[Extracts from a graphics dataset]
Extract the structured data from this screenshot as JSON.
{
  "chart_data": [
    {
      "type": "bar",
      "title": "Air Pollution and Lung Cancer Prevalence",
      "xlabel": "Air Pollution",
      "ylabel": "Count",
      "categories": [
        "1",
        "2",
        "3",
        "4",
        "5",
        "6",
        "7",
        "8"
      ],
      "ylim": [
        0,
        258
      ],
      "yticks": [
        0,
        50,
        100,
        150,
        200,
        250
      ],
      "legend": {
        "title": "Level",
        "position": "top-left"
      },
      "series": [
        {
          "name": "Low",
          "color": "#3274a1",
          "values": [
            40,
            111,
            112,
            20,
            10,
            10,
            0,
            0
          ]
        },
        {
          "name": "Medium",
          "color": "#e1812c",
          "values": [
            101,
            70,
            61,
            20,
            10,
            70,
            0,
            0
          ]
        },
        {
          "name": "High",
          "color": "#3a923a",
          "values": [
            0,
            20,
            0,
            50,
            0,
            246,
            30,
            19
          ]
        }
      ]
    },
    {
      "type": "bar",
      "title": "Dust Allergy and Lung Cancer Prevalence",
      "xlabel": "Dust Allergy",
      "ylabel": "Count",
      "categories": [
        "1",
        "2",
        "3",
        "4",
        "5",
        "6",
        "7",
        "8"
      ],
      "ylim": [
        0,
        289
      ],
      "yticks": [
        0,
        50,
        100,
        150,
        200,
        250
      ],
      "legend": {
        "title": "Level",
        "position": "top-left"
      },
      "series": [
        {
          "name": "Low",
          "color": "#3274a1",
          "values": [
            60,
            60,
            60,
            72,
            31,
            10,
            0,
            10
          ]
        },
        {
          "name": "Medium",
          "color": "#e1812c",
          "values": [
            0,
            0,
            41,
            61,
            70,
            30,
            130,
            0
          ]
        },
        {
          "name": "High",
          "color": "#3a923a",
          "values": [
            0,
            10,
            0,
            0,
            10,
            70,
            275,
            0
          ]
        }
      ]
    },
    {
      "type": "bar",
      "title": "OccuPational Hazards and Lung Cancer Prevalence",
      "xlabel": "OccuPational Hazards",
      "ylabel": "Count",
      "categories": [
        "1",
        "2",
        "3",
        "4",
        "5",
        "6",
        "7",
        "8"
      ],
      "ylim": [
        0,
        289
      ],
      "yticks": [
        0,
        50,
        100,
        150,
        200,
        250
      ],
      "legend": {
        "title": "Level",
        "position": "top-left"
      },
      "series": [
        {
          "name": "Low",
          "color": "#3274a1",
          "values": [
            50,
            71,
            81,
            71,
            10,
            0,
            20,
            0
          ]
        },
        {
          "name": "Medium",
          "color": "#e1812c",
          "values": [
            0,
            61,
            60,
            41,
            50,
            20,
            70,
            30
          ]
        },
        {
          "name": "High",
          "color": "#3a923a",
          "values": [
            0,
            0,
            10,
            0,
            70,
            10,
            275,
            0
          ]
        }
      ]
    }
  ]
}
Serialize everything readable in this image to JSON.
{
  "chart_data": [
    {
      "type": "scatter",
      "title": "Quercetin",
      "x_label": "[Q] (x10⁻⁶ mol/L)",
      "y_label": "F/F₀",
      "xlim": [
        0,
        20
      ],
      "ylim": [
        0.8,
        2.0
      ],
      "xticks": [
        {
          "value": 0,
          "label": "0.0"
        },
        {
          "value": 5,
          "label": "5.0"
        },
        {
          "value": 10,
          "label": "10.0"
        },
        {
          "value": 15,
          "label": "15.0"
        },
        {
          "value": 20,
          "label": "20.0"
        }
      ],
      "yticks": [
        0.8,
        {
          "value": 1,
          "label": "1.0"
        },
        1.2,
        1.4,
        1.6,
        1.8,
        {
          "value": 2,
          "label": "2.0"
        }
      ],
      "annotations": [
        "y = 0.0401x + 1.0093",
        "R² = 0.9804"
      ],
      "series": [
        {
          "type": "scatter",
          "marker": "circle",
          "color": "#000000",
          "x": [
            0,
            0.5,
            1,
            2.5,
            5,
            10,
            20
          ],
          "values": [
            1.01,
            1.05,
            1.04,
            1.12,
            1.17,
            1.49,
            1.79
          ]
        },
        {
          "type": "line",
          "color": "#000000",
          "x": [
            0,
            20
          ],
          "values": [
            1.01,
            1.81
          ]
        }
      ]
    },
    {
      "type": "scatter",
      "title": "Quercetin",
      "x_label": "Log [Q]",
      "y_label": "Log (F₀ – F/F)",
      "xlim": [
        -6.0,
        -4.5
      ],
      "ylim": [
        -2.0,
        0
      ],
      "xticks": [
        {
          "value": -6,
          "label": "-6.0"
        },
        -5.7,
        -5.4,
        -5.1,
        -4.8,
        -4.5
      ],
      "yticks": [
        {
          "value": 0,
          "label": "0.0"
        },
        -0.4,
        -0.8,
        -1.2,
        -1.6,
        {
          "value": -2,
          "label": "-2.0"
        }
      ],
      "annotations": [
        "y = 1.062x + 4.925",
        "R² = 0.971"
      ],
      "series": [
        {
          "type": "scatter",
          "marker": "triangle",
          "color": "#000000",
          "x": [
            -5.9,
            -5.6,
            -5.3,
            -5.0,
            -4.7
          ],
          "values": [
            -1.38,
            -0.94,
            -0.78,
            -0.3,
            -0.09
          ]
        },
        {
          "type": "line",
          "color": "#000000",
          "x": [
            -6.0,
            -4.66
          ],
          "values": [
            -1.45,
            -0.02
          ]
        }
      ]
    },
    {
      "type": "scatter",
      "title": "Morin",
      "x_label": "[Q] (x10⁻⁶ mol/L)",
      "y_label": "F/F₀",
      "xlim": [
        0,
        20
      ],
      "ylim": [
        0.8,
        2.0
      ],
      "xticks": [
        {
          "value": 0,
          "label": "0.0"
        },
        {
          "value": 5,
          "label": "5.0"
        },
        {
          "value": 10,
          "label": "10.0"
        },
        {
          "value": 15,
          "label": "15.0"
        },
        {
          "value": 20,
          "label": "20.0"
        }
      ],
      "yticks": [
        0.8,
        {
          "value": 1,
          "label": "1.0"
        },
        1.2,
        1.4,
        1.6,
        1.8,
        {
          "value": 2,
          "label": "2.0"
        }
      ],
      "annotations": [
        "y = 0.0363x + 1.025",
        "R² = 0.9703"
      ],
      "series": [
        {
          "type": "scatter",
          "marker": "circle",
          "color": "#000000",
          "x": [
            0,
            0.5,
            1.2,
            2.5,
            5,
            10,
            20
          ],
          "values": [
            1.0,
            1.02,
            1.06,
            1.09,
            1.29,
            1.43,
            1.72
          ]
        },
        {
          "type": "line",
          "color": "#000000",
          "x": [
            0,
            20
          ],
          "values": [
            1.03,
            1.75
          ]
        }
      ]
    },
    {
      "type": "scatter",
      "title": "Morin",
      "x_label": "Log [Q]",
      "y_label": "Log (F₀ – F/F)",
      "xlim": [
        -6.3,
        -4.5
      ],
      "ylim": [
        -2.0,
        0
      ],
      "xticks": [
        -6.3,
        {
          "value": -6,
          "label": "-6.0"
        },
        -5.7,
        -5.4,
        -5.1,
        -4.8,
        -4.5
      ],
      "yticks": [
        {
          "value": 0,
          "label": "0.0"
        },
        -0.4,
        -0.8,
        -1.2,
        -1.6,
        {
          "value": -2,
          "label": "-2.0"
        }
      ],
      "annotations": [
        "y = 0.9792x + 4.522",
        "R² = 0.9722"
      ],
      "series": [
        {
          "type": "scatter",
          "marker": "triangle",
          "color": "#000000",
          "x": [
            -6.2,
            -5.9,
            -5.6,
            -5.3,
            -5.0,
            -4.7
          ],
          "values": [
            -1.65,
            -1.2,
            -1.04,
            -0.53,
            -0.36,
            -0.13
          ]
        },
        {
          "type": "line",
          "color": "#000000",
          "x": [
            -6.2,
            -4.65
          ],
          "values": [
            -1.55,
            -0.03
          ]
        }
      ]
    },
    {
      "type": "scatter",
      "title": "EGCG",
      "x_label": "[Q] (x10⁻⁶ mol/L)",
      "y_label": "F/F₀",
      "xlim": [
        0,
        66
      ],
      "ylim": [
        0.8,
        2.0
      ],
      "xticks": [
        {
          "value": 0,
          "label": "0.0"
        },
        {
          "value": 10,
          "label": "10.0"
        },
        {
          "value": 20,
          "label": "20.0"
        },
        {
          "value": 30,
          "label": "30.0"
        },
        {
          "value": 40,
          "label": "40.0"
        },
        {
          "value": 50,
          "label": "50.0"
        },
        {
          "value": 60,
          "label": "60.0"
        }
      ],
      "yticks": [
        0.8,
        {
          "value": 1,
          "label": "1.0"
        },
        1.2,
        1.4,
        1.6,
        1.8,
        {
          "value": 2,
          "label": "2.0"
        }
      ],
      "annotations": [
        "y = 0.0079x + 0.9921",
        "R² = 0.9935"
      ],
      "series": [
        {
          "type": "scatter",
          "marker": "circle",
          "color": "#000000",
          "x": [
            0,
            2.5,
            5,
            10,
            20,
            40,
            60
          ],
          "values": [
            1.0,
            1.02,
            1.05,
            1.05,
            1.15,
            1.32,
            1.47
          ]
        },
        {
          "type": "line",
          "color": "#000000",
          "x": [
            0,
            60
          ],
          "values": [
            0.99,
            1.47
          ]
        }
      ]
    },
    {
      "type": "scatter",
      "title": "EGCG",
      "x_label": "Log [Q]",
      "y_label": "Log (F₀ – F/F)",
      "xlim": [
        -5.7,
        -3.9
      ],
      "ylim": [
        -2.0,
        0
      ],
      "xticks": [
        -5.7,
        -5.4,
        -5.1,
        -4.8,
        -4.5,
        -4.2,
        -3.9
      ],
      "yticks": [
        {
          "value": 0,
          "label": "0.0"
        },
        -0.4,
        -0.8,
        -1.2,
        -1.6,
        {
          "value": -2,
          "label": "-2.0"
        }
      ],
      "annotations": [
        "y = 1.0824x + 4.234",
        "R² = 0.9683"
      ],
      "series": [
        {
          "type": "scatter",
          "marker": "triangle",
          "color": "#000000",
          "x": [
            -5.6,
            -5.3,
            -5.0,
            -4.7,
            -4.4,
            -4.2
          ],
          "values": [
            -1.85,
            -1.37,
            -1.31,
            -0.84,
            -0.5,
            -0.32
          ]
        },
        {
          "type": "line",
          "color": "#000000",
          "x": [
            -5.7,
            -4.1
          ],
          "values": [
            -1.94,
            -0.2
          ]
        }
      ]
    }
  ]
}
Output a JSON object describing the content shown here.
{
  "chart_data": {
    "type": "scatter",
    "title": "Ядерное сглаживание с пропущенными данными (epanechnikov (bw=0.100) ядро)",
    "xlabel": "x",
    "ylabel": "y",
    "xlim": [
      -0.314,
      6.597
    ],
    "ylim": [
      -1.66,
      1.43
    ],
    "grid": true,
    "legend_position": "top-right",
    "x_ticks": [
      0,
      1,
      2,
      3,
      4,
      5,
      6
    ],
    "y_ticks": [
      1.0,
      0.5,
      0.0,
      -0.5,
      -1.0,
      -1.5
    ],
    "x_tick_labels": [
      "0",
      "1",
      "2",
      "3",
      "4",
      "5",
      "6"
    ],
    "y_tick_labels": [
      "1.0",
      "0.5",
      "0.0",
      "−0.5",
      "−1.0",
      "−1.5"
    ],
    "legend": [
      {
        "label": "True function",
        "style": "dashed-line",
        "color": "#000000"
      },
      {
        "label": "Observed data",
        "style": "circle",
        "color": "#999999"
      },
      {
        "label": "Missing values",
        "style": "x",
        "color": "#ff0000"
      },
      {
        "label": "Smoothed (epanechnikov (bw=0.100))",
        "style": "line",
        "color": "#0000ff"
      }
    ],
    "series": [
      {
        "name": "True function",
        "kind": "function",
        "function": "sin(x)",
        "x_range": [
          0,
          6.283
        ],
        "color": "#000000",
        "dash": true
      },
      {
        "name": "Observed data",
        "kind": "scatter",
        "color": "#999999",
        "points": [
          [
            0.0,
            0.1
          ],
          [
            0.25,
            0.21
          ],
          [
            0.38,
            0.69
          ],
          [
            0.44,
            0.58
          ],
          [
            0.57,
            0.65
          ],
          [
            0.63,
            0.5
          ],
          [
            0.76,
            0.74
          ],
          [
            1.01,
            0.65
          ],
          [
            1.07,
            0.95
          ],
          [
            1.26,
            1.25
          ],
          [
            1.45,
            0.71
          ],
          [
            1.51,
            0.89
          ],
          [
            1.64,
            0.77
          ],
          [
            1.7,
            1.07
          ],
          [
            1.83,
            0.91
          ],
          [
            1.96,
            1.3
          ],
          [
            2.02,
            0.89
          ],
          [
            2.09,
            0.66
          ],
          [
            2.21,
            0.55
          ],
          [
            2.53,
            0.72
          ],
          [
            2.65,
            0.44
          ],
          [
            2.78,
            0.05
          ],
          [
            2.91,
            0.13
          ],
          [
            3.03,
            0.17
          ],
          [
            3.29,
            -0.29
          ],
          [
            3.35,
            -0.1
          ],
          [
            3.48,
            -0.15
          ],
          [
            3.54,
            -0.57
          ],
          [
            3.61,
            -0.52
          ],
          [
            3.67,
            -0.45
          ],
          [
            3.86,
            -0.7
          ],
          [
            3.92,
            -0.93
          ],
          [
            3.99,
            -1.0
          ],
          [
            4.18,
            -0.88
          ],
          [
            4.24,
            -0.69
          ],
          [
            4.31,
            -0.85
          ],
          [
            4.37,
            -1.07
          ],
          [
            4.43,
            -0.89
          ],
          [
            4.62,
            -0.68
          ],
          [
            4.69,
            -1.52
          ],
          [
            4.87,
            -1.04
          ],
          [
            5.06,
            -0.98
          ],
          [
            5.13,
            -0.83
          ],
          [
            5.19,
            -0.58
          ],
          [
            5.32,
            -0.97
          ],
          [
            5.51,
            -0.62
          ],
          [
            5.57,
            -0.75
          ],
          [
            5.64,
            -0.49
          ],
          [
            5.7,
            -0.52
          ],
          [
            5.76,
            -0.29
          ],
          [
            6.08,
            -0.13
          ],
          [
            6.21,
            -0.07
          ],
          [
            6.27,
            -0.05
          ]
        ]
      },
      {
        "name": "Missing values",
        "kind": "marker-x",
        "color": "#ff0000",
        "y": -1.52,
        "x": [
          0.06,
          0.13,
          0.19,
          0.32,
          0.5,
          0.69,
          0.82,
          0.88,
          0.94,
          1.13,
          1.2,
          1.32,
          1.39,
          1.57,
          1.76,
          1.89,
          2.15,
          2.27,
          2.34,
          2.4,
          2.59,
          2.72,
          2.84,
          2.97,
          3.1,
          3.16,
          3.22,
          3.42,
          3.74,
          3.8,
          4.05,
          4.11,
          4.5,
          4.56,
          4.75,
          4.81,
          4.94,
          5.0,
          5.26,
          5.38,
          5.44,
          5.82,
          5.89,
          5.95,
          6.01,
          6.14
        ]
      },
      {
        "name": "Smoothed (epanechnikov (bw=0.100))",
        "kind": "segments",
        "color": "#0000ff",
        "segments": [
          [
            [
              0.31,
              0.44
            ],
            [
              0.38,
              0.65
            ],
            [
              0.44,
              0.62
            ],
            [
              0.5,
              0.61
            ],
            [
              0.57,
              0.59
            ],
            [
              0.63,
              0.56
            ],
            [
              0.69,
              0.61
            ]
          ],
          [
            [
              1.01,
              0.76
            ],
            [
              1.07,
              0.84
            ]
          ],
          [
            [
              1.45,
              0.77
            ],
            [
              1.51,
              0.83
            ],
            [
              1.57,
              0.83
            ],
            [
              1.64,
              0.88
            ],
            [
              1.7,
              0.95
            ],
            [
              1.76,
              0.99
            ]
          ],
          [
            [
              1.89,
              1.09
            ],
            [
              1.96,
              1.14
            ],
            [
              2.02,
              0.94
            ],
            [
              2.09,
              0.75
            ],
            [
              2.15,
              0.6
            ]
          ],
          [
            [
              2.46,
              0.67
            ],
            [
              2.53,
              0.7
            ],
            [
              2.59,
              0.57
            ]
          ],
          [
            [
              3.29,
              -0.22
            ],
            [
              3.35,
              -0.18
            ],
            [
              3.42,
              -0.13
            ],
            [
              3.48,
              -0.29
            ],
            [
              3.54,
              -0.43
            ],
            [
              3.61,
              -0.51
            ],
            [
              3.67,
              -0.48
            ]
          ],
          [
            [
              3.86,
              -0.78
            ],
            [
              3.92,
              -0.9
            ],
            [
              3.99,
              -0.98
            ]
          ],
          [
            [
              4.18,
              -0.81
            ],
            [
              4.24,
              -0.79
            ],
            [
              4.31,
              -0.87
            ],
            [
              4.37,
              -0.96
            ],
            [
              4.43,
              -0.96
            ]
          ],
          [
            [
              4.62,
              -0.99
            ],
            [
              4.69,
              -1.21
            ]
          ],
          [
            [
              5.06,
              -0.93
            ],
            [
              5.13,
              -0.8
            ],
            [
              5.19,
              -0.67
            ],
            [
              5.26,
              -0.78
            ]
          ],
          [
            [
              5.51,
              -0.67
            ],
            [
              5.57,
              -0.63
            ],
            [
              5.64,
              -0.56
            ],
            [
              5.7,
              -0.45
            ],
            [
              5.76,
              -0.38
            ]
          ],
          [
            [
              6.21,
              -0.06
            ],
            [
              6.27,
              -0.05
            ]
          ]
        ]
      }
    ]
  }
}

Written request: Your answer should be a single number: the count of lines in the entries that contain the word "Allergy".

Result of this task: 2